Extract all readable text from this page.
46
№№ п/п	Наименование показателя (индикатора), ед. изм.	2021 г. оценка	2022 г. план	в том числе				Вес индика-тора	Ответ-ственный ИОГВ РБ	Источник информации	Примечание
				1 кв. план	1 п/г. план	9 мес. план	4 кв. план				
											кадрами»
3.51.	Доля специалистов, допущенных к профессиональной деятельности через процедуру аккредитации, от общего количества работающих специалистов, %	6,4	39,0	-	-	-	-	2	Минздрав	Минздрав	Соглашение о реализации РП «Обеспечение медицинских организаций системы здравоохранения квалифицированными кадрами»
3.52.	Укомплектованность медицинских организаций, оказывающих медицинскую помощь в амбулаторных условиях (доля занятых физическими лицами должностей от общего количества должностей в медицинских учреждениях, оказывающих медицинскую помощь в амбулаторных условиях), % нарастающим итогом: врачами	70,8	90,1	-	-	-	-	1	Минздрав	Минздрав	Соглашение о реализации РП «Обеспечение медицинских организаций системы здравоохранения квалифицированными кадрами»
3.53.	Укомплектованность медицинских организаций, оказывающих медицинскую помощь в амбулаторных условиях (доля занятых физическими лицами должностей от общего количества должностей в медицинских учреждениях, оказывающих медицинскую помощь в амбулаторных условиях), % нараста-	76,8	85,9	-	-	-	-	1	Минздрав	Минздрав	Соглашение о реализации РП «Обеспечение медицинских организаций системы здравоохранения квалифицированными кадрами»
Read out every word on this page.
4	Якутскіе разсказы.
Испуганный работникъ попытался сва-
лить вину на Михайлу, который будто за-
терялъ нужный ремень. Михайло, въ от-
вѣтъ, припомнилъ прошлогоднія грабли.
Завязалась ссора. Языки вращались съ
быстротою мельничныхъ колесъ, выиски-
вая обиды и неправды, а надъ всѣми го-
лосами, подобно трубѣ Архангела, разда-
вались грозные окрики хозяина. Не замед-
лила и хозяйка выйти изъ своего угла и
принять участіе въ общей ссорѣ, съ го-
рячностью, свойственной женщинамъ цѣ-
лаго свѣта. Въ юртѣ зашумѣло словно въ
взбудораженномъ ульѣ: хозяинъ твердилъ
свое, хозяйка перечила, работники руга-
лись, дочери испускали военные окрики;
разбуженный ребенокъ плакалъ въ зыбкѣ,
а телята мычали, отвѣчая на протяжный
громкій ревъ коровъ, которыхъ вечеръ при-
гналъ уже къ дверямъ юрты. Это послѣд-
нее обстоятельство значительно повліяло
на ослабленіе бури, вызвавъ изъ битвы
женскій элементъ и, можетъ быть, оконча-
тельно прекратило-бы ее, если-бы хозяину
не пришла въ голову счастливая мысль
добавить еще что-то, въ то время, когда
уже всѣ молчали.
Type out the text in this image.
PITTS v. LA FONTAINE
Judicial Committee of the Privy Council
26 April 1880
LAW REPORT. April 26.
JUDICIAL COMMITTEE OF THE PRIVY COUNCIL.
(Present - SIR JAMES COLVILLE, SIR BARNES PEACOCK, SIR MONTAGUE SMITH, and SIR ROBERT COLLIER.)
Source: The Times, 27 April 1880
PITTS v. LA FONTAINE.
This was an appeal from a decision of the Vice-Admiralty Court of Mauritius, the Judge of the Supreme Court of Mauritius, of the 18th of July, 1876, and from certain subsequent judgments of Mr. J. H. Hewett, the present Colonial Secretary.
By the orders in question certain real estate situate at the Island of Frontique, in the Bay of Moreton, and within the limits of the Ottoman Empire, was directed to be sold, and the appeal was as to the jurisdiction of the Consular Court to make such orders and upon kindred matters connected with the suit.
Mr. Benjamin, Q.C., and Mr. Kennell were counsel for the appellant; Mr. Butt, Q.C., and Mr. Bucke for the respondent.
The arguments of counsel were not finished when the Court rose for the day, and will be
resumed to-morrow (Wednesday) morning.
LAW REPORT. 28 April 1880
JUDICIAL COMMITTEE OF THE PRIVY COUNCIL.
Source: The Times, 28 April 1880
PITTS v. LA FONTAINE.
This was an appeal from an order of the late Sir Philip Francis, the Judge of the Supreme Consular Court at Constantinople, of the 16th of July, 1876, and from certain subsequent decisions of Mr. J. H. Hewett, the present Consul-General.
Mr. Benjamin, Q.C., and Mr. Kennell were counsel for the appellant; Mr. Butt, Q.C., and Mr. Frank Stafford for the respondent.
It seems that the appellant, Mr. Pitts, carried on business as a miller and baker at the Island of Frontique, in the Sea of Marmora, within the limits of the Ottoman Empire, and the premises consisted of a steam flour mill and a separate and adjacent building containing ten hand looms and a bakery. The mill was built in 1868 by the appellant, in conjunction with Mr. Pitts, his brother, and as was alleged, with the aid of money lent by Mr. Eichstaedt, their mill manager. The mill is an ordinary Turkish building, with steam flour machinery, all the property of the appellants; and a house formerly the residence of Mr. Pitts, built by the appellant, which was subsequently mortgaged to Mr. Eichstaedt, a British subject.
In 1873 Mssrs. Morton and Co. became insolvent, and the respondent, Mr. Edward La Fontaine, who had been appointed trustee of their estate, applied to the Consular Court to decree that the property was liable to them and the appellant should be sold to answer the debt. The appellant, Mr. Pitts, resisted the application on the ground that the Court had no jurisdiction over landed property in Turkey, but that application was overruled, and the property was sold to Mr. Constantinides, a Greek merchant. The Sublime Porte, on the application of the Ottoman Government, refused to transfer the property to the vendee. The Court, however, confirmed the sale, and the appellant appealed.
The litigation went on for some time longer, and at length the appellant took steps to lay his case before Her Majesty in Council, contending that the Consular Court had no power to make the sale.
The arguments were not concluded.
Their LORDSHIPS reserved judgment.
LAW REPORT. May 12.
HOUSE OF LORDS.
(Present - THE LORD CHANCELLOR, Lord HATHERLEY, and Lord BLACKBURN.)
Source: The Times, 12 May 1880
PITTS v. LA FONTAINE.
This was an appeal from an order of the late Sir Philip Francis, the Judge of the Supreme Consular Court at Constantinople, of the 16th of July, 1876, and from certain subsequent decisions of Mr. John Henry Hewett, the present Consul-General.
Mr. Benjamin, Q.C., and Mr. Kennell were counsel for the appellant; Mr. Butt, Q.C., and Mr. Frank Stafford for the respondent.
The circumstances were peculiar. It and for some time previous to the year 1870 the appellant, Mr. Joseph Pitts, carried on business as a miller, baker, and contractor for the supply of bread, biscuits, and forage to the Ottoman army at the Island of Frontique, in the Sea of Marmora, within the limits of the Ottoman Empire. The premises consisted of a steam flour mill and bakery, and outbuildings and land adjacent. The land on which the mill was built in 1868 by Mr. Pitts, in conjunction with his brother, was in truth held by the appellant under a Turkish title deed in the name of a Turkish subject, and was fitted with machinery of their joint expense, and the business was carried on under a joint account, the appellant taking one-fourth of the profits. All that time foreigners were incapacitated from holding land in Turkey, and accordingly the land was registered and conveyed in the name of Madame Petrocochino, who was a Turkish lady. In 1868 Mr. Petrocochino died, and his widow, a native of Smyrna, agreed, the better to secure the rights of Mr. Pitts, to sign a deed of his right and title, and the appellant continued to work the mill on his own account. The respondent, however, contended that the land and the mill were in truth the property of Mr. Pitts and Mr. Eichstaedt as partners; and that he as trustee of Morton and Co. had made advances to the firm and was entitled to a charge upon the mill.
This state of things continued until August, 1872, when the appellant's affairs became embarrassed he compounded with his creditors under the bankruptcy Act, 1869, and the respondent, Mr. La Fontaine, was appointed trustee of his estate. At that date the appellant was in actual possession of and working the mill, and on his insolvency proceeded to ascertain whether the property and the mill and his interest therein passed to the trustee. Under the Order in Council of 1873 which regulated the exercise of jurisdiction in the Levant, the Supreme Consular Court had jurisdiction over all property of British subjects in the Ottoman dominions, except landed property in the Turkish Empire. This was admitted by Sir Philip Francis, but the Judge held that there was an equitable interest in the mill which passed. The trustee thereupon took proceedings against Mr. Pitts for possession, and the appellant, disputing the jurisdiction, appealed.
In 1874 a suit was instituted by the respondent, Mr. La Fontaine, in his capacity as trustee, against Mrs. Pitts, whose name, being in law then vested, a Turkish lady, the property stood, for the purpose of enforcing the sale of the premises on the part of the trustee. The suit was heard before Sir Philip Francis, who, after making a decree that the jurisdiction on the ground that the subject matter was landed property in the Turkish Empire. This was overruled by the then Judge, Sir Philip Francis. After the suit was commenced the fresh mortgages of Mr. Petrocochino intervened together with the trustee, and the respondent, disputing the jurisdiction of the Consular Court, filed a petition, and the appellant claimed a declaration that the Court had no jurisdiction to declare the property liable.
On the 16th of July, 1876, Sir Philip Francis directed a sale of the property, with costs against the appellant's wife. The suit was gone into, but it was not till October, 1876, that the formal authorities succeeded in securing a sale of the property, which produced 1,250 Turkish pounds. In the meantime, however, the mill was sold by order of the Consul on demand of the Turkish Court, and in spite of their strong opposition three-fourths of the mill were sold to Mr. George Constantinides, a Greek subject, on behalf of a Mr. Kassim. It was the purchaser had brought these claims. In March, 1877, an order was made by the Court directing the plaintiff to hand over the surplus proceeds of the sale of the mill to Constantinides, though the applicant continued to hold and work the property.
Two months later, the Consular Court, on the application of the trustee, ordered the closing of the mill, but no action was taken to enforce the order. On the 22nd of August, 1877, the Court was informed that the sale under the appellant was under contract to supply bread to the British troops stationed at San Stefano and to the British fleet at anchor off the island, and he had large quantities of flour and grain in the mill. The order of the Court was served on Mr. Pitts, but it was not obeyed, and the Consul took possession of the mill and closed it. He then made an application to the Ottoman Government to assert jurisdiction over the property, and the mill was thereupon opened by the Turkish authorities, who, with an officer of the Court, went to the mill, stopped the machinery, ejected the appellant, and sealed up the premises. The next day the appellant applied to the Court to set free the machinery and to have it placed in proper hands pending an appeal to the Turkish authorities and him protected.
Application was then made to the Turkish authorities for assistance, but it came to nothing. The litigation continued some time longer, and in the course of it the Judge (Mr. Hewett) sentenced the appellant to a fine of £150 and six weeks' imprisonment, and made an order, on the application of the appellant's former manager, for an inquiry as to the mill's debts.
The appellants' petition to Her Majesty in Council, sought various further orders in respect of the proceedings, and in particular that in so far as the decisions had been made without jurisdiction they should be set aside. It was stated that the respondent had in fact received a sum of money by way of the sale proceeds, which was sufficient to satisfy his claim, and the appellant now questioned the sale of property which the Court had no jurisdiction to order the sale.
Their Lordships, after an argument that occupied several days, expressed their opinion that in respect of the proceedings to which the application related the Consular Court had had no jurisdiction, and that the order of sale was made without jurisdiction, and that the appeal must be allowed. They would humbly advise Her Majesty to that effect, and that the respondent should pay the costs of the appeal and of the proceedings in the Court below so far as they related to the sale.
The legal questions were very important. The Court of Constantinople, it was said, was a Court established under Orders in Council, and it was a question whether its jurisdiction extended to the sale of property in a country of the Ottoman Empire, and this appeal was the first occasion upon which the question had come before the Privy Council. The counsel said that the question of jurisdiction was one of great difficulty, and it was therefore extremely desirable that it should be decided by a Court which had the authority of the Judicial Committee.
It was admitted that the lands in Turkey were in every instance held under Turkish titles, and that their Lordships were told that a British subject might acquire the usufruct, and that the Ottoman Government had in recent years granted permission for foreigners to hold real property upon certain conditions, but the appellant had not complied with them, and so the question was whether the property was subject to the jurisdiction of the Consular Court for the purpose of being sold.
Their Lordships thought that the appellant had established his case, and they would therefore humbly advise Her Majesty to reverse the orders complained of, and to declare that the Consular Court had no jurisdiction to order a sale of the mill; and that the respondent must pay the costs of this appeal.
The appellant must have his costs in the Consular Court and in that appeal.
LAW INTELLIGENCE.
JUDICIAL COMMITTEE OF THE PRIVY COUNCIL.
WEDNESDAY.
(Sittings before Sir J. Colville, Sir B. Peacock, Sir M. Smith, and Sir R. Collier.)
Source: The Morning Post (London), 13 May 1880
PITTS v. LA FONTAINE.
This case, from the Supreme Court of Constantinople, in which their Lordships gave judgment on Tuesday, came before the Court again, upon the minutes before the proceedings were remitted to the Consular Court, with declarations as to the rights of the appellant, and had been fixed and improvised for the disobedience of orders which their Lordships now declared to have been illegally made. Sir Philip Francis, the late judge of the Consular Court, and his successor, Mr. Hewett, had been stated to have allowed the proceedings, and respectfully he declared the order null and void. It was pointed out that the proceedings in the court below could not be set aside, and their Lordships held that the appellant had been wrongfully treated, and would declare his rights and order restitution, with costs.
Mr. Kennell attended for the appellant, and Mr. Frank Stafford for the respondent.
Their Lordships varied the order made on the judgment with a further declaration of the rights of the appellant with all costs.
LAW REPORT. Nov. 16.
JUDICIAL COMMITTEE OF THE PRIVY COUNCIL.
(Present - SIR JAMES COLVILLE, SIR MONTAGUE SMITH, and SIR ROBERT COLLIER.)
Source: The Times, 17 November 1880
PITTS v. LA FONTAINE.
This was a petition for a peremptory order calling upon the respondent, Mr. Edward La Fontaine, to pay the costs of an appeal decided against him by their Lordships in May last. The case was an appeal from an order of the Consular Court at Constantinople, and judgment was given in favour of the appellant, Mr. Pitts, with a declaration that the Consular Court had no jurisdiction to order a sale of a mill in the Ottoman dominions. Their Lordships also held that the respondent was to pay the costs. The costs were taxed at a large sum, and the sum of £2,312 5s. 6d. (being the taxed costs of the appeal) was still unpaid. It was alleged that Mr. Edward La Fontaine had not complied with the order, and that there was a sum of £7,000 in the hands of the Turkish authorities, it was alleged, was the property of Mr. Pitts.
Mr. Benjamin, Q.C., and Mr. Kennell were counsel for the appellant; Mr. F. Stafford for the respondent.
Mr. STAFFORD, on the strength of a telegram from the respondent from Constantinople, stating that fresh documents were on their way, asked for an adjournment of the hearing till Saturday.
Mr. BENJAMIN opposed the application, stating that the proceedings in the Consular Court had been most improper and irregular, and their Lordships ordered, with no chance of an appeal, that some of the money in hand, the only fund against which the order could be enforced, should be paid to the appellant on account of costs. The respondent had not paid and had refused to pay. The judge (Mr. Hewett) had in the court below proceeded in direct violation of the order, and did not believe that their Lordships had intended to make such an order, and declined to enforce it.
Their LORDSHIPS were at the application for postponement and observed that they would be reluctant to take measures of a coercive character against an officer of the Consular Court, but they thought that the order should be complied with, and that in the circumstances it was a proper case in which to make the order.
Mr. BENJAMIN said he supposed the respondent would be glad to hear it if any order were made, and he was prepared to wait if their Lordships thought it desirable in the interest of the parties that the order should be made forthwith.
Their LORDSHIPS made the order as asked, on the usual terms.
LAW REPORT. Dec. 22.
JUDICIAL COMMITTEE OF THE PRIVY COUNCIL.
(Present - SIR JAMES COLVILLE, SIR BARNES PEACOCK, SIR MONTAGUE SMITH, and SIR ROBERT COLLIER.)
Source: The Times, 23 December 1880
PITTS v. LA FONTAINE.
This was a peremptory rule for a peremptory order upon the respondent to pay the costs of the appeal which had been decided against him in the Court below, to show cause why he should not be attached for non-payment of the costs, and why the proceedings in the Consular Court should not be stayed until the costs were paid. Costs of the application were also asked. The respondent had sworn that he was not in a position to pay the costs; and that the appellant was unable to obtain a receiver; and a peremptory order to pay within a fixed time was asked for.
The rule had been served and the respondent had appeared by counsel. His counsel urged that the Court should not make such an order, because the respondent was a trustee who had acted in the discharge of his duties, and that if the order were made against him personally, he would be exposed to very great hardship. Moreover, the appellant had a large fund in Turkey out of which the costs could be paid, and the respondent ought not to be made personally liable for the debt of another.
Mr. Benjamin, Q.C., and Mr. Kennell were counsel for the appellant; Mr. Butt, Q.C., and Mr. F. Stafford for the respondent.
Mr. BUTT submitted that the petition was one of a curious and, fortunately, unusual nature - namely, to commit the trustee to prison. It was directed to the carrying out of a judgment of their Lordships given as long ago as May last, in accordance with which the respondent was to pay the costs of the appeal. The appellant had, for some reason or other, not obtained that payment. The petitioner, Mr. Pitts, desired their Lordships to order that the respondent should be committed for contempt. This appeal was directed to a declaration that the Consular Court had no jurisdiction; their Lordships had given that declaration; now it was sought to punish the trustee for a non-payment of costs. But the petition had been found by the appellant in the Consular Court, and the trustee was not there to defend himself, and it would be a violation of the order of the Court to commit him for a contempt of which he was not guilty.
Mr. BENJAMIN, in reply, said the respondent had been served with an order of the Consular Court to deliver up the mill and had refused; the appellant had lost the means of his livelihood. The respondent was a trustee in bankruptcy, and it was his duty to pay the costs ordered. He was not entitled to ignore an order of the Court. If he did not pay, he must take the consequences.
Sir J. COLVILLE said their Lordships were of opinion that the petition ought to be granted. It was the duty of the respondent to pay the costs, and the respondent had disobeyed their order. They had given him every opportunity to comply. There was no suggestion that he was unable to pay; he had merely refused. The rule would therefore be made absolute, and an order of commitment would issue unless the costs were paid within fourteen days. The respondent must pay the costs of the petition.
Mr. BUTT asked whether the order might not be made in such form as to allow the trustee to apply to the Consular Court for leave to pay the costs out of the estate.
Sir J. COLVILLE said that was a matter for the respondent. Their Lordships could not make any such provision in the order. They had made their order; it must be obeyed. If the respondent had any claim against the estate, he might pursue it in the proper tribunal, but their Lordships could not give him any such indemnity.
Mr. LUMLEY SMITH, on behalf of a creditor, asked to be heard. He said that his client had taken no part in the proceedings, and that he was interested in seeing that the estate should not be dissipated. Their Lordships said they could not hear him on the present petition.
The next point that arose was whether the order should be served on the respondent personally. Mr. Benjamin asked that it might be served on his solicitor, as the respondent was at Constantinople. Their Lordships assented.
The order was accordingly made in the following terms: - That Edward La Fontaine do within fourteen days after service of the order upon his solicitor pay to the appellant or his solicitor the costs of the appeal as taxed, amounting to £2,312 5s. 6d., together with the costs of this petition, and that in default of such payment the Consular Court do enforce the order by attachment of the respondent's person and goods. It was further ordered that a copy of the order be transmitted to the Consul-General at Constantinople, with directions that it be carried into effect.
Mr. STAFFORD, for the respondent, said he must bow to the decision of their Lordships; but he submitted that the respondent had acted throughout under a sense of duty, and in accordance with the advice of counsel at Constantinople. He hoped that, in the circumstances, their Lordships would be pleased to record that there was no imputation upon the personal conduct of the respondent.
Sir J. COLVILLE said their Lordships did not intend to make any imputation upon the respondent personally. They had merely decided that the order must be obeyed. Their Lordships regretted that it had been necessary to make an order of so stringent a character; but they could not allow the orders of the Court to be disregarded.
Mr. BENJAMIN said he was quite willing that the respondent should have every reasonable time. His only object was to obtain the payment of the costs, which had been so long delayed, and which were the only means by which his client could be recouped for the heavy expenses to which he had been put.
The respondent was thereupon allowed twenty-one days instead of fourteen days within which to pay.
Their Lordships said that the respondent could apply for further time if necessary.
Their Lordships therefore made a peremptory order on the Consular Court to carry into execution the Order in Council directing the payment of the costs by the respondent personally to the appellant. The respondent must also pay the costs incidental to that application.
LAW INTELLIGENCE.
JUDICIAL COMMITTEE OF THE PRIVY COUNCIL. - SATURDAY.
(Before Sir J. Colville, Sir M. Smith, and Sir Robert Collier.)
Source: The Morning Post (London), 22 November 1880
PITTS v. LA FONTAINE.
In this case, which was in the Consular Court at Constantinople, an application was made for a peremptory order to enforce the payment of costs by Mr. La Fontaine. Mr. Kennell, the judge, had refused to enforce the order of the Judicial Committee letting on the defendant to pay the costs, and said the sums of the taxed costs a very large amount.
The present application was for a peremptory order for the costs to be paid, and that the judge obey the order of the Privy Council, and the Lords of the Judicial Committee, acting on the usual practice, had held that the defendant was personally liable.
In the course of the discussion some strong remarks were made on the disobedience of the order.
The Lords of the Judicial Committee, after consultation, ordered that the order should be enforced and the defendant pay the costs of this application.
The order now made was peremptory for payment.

:: Exercise aim ::
Note how many lines in the material hold the word "хозяйка", and give that number with nothing added.

:: Written response ::
2